## To be done
Exact reproduction of the data is required, with images excluded.

####

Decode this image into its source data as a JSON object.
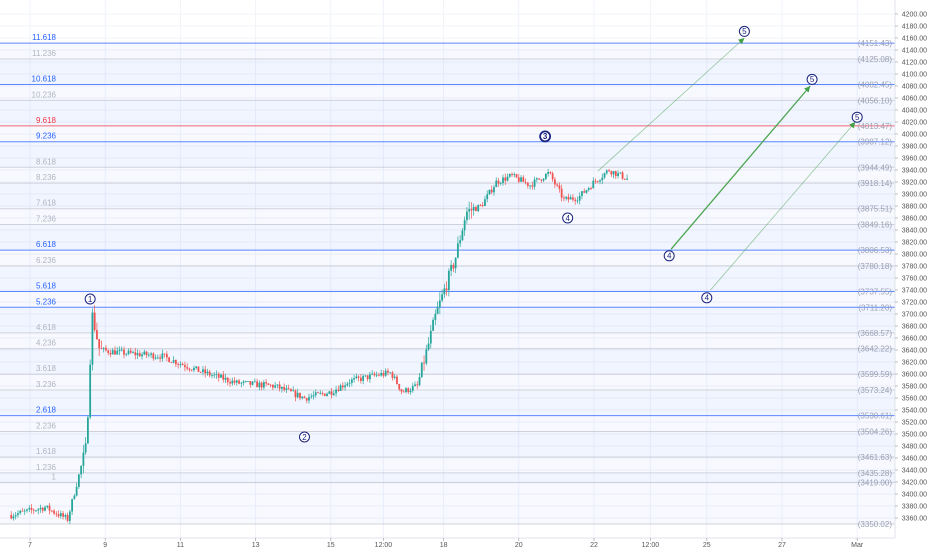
{
  "chart_data": {
    "type": "candlestick",
    "title": "",
    "xlabel": "",
    "ylabel": "",
    "grid": true,
    "ylim": [
      3330,
      4220
    ],
    "colors": {
      "up": "#26a69a",
      "down": "#ef5350",
      "level_blue": "#2962ff",
      "level_red": "#f23645",
      "level_light": "#b2b5be",
      "wave": "#1a237e",
      "projection": "#43a047"
    },
    "price_ticks": [
      "4200.00",
      "4180.00",
      "4160.00",
      "4140.00",
      "4120.00",
      "4100.00",
      "4080.00",
      "4060.00",
      "4040.00",
      "4020.00",
      "4000.00",
      "3980.00",
      "3960.00",
      "3940.00",
      "3920.00",
      "3900.00",
      "3880.00",
      "3860.00",
      "3840.00",
      "3820.00",
      "3800.00",
      "3780.00",
      "3760.00",
      "3740.00",
      "3720.00",
      "3700.00",
      "3680.00",
      "3660.00",
      "3640.00",
      "3620.00",
      "3600.00",
      "3580.00",
      "3560.00",
      "3540.00",
      "3520.00",
      "3500.00",
      "3480.00",
      "3460.00",
      "3440.00",
      "3420.00",
      "3400.00",
      "3380.00",
      "3360.00"
    ],
    "time_ticks": [
      "7",
      "9",
      "11",
      "13",
      "15",
      "12:00",
      "18",
      "20",
      "22",
      "12:00",
      "25",
      "27",
      "Mar"
    ],
    "fib_levels": [
      {
        "ratio": "11.618",
        "price": "(4151.43)",
        "value": 4151.43,
        "style": "blue"
      },
      {
        "ratio": "11.236",
        "price": "(4125.08)",
        "value": 4125.08,
        "style": "light"
      },
      {
        "ratio": "10.618",
        "price": "(4082.45)",
        "value": 4082.45,
        "style": "blue"
      },
      {
        "ratio": "10.236",
        "price": "(4056.10)",
        "value": 4056.1,
        "style": "light"
      },
      {
        "ratio": "9.618",
        "price": "(4013.47)",
        "value": 4013.47,
        "style": "red"
      },
      {
        "ratio": "9.236",
        "price": "(3987.12)",
        "value": 3987.12,
        "style": "blue"
      },
      {
        "ratio": "8.618",
        "price": "(3944.49)",
        "value": 3944.49,
        "style": "light"
      },
      {
        "ratio": "8.236",
        "price": "(3918.14)",
        "value": 3918.14,
        "style": "light"
      },
      {
        "ratio": "7.618",
        "price": "(3875.51)",
        "value": 3875.51,
        "style": "light"
      },
      {
        "ratio": "7.236",
        "price": "(3849.16)",
        "value": 3849.16,
        "style": "light"
      },
      {
        "ratio": "6.618",
        "price": "(3806.53)",
        "value": 3806.53,
        "style": "blue"
      },
      {
        "ratio": "6.236",
        "price": "(3780.18)",
        "value": 3780.18,
        "style": "light"
      },
      {
        "ratio": "5.618",
        "price": "(3737.55)",
        "value": 3737.55,
        "style": "blue"
      },
      {
        "ratio": "5.236",
        "price": "(3711.20)",
        "value": 3711.2,
        "style": "blue"
      },
      {
        "ratio": "4.618",
        "price": "(3668.57)",
        "value": 3668.57,
        "style": "light"
      },
      {
        "ratio": "4.236",
        "price": "(3642.22)",
        "value": 3642.22,
        "style": "light"
      },
      {
        "ratio": "3.618",
        "price": "(3599.59)",
        "value": 3599.59,
        "style": "light"
      },
      {
        "ratio": "3.236",
        "price": "(3573.24)",
        "value": 3573.24,
        "style": "light"
      },
      {
        "ratio": "2.618",
        "price": "(3530.61)",
        "value": 3530.61,
        "style": "blue"
      },
      {
        "ratio": "2.236",
        "price": "(3504.26)",
        "value": 3504.26,
        "style": "light"
      },
      {
        "ratio": "1.618",
        "price": "(3461.63)",
        "value": 3461.63,
        "style": "light"
      },
      {
        "ratio": "1.236",
        "price": "(3435.28)",
        "value": 3435.28,
        "style": "light"
      },
      {
        "ratio": "1",
        "price": "(3419.00)",
        "value": 3419.0,
        "style": "light"
      },
      {
        "ratio": "",
        "price": "(3350.02)",
        "value": 3350.02,
        "style": "light"
      }
    ],
    "wave_labels": [
      {
        "label": "1",
        "t": 8.6,
        "price": 3725,
        "filled": false
      },
      {
        "label": "2",
        "t": 14.3,
        "price": 3495,
        "filled": false
      },
      {
        "label": "3",
        "t": 20.7,
        "price": 3996,
        "filled": true
      },
      {
        "label": "4",
        "t": 21.3,
        "price": 3860,
        "filled": false
      },
      {
        "label": "4",
        "t": 24.0,
        "price": 3797,
        "filled": false
      },
      {
        "label": "5",
        "t": 26.0,
        "price": 4171,
        "filled": false
      },
      {
        "label": "5",
        "t": 27.8,
        "price": 4091,
        "filled": false
      },
      {
        "label": "4",
        "t": 25.0,
        "price": 3727,
        "filled": false
      },
      {
        "label": "5",
        "t": 29.0,
        "price": 4028,
        "filled": false
      }
    ],
    "projections": [
      {
        "from": [
          22.1,
          3938
        ],
        "to": [
          26.0,
          4160
        ],
        "bold": false
      },
      {
        "from": [
          24.05,
          3808
        ],
        "to": [
          27.75,
          4080
        ],
        "bold": true
      },
      {
        "from": [
          25.1,
          3740
        ],
        "to": [
          28.95,
          4020
        ],
        "bold": false
      }
    ],
    "price_path": [
      {
        "t": 6.5,
        "price": 3365
      },
      {
        "t": 7.4,
        "price": 3378
      },
      {
        "t": 8.0,
        "price": 3358
      },
      {
        "t": 8.5,
        "price": 3480
      },
      {
        "t": 8.65,
        "price": 3700
      },
      {
        "t": 8.85,
        "price": 3640
      },
      {
        "t": 9.5,
        "price": 3635
      },
      {
        "t": 10.5,
        "price": 3630
      },
      {
        "t": 11.5,
        "price": 3605
      },
      {
        "t": 12.5,
        "price": 3585
      },
      {
        "t": 13.5,
        "price": 3580
      },
      {
        "t": 14.3,
        "price": 3560
      },
      {
        "t": 15.0,
        "price": 3570
      },
      {
        "t": 15.5,
        "price": 3588
      },
      {
        "t": 16.2,
        "price": 3598
      },
      {
        "t": 16.6,
        "price": 3602
      },
      {
        "t": 16.9,
        "price": 3570
      },
      {
        "t": 17.3,
        "price": 3580
      },
      {
        "t": 17.6,
        "price": 3650
      },
      {
        "t": 17.8,
        "price": 3700
      },
      {
        "t": 18.3,
        "price": 3790
      },
      {
        "t": 18.6,
        "price": 3870
      },
      {
        "t": 19.0,
        "price": 3880
      },
      {
        "t": 19.4,
        "price": 3920
      },
      {
        "t": 19.8,
        "price": 3930
      },
      {
        "t": 20.3,
        "price": 3915
      },
      {
        "t": 20.8,
        "price": 3935
      },
      {
        "t": 21.2,
        "price": 3890
      },
      {
        "t": 21.6,
        "price": 3895
      },
      {
        "t": 22.0,
        "price": 3920
      },
      {
        "t": 22.4,
        "price": 3940
      },
      {
        "t": 22.9,
        "price": 3925
      }
    ]
  }
}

####

## The result
Decode this image into its source data as a JSON object.
{
  "chart_data": {
    "type": "candlestick",
    "title": "",
    "xlabel": "",
    "ylabel": "",
    "grid": true,
    "ylim": [
      3330,
      4220
    ],
    "colors": {
      "up": "#26a69a",
      "down": "#ef5350",
      "level_blue": "#2962ff",
      "level_red": "#f23645",
      "level_light": "#b2b5be",
      "wave": "#1a237e",
      "projection": "#43a047"
    },
    "price_ticks": [
      "4200.00",
      "4180.00",
      "4160.00",
      "4140.00",
      "4120.00",
      "4100.00",
      "4080.00",
      "4060.00",
      "4040.00",
      "4020.00",
      "4000.00",
      "3980.00",
      "3960.00",
      "3940.00",
      "3920.00",
      "3900.00",
      "3880.00",
      "3860.00",
      "3840.00",
      "3820.00",
      "3800.00",
      "3780.00",
      "3760.00",
      "3740.00",
      "3720.00",
      "3700.00",
      "3680.00",
      "3660.00",
      "3640.00",
      "3620.00",
      "3600.00",
      "3580.00",
      "3560.00",
      "3540.00",
      "3520.00",
      "3500.00",
      "3480.00",
      "3460.00",
      "3440.00",
      "3420.00",
      "3400.00",
      "3380.00",
      "3360.00"
    ],
    "time_ticks": [
      "7",
      "9",
      "11",
      "13",
      "15",
      "12:00",
      "18",
      "20",
      "22",
      "12:00",
      "25",
      "27",
      "Mar"
    ],
    "fib_levels": [
      {
        "ratio": "11.618",
        "price": "(4151.43)",
        "value": 4151.43,
        "style": "blue"
      },
      {
        "ratio": "11.236",
        "price": "(4125.08)",
        "value": 4125.08,
        "style": "light"
      },
      {
        "ratio": "10.618",
        "price": "(4082.45)",
        "value": 4082.45,
        "style": "blue"
      },
      {
        "ratio": "10.236",
        "price": "(4056.10)",
        "value": 4056.1,
        "style": "light"
      },
      {
        "ratio": "9.618",
        "price": "(4013.47)",
        "value": 4013.47,
        "style": "red"
      },
      {
        "ratio": "9.236",
        "price": "(3987.12)",
        "value": 3987.12,
        "style": "blue"
      },
      {
        "ratio": "8.618",
        "price": "(3944.49)",
        "value": 3944.49,
        "style": "light"
      },
      {
        "ratio": "8.236",
        "price": "(3918.14)",
        "value": 3918.14,
        "style": "light"
      },
      {
        "ratio": "7.618",
        "price": "(3875.51)",
        "value": 3875.51,
        "style": "light"
      },
      {
        "ratio": "7.236",
        "price": "(3849.16)",
        "value": 3849.16,
        "style": "light"
      },
      {
        "ratio": "6.618",
        "price": "(3806.53)",
        "value": 3806.53,
        "style": "blue"
      },
      {
        "ratio": "6.236",
        "price": "(3780.18)",
        "value": 3780.18,
        "style": "light"
      },
      {
        "ratio": "5.618",
        "price": "(3737.55)",
        "value": 3737.55,
        "style": "blue"
      },
      {
        "ratio": "5.236",
        "price": "(3711.20)",
        "value": 3711.2,
        "style": "blue"
      },
      {
        "ratio": "4.618",
        "price": "(3668.57)",
        "value": 3668.57,
        "style": "light"
      },
      {
        "ratio": "4.236",
        "price": "(3642.22)",
        "value": 3642.22,
        "style": "light"
      },
      {
        "ratio": "3.618",
        "price": "(3599.59)",
        "value": 3599.59,
        "style": "light"
      },
      {
        "ratio": "3.236",
        "price": "(3573.24)",
        "value": 3573.24,
        "style": "light"
      },
      {
        "ratio": "2.618",
        "price": "(3530.61)",
        "value": 3530.61,
        "style": "blue"
      },
      {
        "ratio": "2.236",
        "price": "(3504.26)",
        "value": 3504.26,
        "style": "light"
      },
      {
        "ratio": "1.618",
        "price": "(3461.63)",
        "value": 3461.63,
        "style": "light"
      },
      {
        "ratio": "1.236",
        "price": "(3435.28)",
        "value": 3435.28,
        "style": "light"
      },
      {
        "ratio": "1",
        "price": "(3419.00)",
        "value": 3419.0,
        "style": "light"
      },
      {
        "ratio": "",
        "price": "(3350.02)",
        "value": 3350.02,
        "style": "light"
      }
    ],
    "wave_labels": [
      {
        "label": "1",
        "t": 8.6,
        "price": 3725,
        "filled": false
      },
      {
        "label": "2",
        "t": 14.3,
        "price": 3495,
        "filled": false
      },
      {
        "label": "3",
        "t": 20.7,
        "price": 3996,
        "filled": true
      },
      {
        "label": "4",
        "t": 21.3,
        "price": 3860,
        "filled": false
      },
      {
        "label": "4",
        "t": 24.0,
        "price": 3797,
        "filled": false
      },
      {
        "label": "5",
        "t": 26.0,
        "price": 4171,
        "filled": false
      },
      {
        "label": "5",
        "t": 27.8,
        "price": 4091,
        "filled": false
      },
      {
        "label": "4",
        "t": 25.0,
        "price": 3727,
        "filled": false
      },
      {
        "label": "5",
        "t": 29.0,
        "price": 4028,
        "filled": false
      }
    ],
    "projections": [
      {
        "from": [
          22.1,
          3938
        ],
        "to": [
          26.0,
          4160
        ],
        "bold": false
      },
      {
        "from": [
          24.05,
          3808
        ],
        "to": [
          27.75,
          4080
        ],
        "bold": true
      },
      {
        "from": [
          25.1,
          3740
        ],
        "to": [
          28.95,
          4020
        ],
        "bold": false
      }
    ],
    "price_path": [
      {
        "t": 6.5,
        "price": 3365
      },
      {
        "t": 7.4,
        "price": 3378
      },
      {
        "t": 8.0,
        "price": 3358
      },
      {
        "t": 8.5,
        "price": 3480
      },
      {
        "t": 8.65,
        "price": 3700
      },
      {
        "t": 8.85,
        "price": 3640
      },
      {
        "t": 9.5,
        "price": 3635
      },
      {
        "t": 10.5,
        "price": 3630
      },
      {
        "t": 11.5,
        "price": 3605
      },
      {
        "t": 12.5,
        "price": 3585
      },
      {
        "t": 13.5,
        "price": 3580
      },
      {
        "t": 14.3,
        "price": 3560
      },
      {
        "t": 15.0,
        "price": 3570
      },
      {
        "t": 15.5,
        "price": 3588
      },
      {
        "t": 16.2,
        "price": 3598
      },
      {
        "t": 16.6,
        "price": 3602
      },
      {
        "t": 16.9,
        "price": 3570
      },
      {
        "t": 17.3,
        "price": 3580
      },
      {
        "t": 17.6,
        "price": 3650
      },
      {
        "t": 17.8,
        "price": 3700
      },
      {
        "t": 18.3,
        "price": 3790
      },
      {
        "t": 18.6,
        "price": 3870
      },
      {
        "t": 19.0,
        "price": 3880
      },
      {
        "t": 19.4,
        "price": 3920
      },
      {
        "t": 19.8,
        "price": 3930
      },
      {
        "t": 20.3,
        "price": 3915
      },
      {
        "t": 20.8,
        "price": 3935
      },
      {
        "t": 21.2,
        "price": 3890
      },
      {
        "t": 21.6,
        "price": 3895
      },
      {
        "t": 22.0,
        "price": 3920
      },
      {
        "t": 22.4,
        "price": 3940
      },
      {
        "t": 22.9,
        "price": 3925
      }
    ]
  }
}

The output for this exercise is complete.